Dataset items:
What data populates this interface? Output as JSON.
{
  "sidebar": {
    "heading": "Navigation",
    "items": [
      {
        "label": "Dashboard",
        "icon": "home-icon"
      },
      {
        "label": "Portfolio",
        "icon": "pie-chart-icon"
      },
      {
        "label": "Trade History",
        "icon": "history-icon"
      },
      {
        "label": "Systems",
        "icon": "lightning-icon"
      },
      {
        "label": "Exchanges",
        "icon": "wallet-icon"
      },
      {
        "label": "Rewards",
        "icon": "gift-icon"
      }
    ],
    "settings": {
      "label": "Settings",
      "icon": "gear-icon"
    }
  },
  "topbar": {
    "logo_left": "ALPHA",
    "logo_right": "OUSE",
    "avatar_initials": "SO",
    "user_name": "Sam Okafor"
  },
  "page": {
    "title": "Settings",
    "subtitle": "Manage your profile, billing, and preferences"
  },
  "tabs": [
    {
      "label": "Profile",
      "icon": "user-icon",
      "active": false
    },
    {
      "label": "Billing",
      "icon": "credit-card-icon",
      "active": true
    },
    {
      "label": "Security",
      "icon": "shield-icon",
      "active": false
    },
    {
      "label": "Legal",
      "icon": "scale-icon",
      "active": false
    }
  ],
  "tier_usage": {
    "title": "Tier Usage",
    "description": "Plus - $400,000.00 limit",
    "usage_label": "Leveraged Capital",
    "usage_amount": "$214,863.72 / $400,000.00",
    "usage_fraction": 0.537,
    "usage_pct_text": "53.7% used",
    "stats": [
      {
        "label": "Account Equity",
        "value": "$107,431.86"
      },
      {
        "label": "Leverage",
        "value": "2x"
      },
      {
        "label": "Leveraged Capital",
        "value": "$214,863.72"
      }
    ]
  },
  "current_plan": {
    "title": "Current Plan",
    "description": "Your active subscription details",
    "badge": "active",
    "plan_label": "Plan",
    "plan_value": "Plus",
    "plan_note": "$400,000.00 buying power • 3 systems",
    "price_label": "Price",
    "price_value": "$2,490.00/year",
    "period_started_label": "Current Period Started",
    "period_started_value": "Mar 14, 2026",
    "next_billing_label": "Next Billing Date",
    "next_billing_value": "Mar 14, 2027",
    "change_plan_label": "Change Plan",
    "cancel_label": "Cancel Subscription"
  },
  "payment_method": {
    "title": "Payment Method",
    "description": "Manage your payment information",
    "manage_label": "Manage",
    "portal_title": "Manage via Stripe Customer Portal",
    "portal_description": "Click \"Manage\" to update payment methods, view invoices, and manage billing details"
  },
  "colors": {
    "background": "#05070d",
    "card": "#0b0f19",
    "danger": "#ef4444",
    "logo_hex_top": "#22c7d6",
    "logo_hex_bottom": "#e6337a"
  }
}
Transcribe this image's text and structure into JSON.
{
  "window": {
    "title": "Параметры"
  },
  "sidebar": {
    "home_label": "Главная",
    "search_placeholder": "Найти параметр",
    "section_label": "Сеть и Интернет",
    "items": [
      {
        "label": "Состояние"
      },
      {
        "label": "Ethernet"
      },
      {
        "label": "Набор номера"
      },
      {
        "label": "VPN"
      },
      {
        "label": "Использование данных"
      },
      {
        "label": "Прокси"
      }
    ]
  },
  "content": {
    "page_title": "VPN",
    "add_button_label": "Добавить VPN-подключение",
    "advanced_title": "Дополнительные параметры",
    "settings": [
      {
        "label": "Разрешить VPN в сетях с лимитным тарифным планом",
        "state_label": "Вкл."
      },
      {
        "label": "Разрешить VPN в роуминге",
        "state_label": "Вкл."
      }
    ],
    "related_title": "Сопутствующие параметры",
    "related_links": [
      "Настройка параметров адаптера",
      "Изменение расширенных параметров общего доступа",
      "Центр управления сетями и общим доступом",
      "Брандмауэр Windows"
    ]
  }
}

**REQUIREMENT**
Pull out each line containing the word "JSON" and copy it.

**TASK RESULT**
What data populates this interface? Output as JSON.
Transcribe this image's text and structure into JSON.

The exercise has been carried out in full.